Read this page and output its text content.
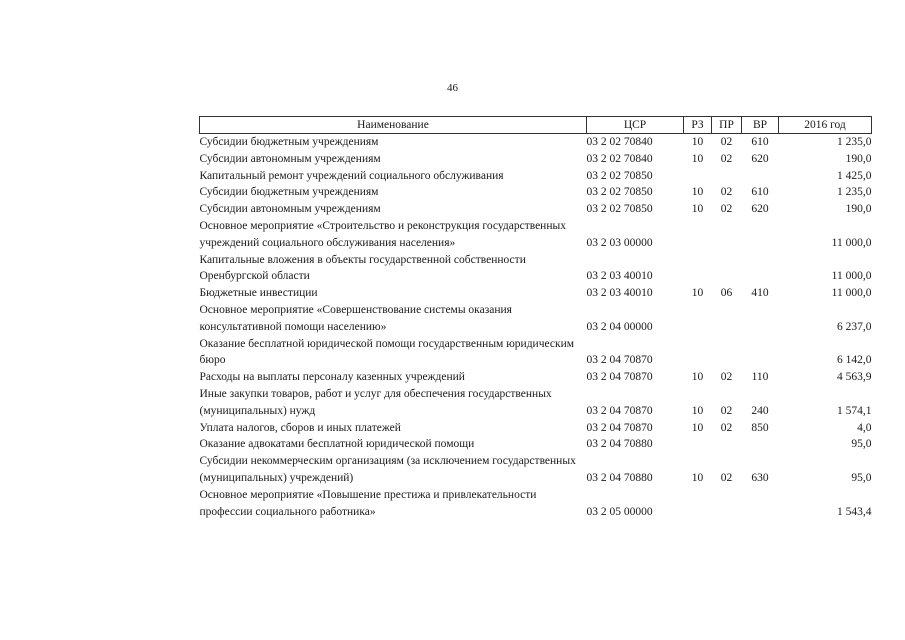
46
Наименование	ЦСР	РЗ	ПР	ВР	2016 год
Субсидии бюджетным учреждениям	03 2 02 70840	10	02	610	1 235,0
Субсидии автономным учреждениям	03 2 02 70840	10	02	620	190,0
Капитальный ремонт учреждений социального обслуживания	03 2 02 70850				1 425,0
Субсидии бюджетным учреждениям	03 2 02 70850	10	02	610	1 235,0
Субсидии автономным учреждениям	03 2 02 70850	10	02	620	190,0
Основное мероприятие «Строительство и реконструкция государственных учреждений социального обслуживания населения»	03 2 03 00000				11 000,0
Капитальные вложения в объекты государственной собственности Оренбургской области	03 2 03 40010				11 000,0
Бюджетные инвестиции	03 2 03 40010	10	06	410	11 000,0
Основное мероприятие «Совершенствование системы оказания консультативной помощи населению»	03 2 04 00000				6 237,0
Оказание бесплатной юридической помощи государственным юридическим бюро	03 2 04 70870				6 142,0
Расходы на выплаты персоналу казенных учреждений	03 2 04 70870	10	02	110	4 563,9
Иные закупки товаров, работ и услуг для обеспечения государственных (муниципальных) нужд	03 2 04 70870	10	02	240	1 574,1
Уплата налогов, сборов и иных платежей	03 2 04 70870	10	02	850	4,0
Оказание адвокатами бесплатной юридической помощи	03 2 04 70880				95,0
Субсидии некоммерческим организациям (за исключением государственных (муниципальных) учреждений)	03 2 04 70880	10	02	630	95,0
Основное мероприятие «Повышение престижа и привлекательности профессии социального работника»	03 2 05 00000				1 543,4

EXERCISE PROMPT: Give the number of lines where the string "учреждениям" occurs, without any further text.

ANSWER TO THE EXERCISE: 4